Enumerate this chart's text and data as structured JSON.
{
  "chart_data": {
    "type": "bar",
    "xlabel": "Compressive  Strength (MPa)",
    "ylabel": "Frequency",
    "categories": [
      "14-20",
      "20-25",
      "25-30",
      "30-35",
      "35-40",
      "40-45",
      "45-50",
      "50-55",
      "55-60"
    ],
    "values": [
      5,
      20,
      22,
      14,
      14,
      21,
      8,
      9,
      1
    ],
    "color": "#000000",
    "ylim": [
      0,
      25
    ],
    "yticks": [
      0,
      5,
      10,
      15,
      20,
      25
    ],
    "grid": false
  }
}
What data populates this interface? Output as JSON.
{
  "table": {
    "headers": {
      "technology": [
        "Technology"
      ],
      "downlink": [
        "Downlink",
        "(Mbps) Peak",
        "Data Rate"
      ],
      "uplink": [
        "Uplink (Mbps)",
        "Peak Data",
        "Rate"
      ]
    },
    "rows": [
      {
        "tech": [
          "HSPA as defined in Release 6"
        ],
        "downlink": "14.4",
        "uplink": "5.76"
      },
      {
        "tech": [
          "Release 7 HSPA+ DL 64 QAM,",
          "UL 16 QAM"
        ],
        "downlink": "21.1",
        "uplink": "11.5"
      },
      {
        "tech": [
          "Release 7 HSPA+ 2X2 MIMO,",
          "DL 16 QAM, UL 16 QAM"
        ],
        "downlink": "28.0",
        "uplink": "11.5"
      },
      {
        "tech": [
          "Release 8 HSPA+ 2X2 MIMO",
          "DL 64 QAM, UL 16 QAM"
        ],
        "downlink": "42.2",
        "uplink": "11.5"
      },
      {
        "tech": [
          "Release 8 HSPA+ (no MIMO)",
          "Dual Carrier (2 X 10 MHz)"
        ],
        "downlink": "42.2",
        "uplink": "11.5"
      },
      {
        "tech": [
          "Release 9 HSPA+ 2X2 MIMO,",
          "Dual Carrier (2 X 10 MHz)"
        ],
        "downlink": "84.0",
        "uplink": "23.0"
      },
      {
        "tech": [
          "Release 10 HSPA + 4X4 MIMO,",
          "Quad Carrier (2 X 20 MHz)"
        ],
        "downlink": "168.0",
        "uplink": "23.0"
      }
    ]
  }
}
__________
STATED TASK: Extract every line containing the string "HSPA" from the material.

EXPECTED ANSWER:
          "HSPA as defined in Release 6"
          "Release 7 HSPA+ DL 64 QAM,",
          "Release 7 HSPA+ 2X2 MIMO,",
          "Release 8 HSPA+ 2X2 MIMO",
          "Release 8 HSPA+ (no MIMO)",
          "Release 9 HSPA+ 2X2 MIMO,",
          "Release 10 HSPA + 4X4 MIMO,",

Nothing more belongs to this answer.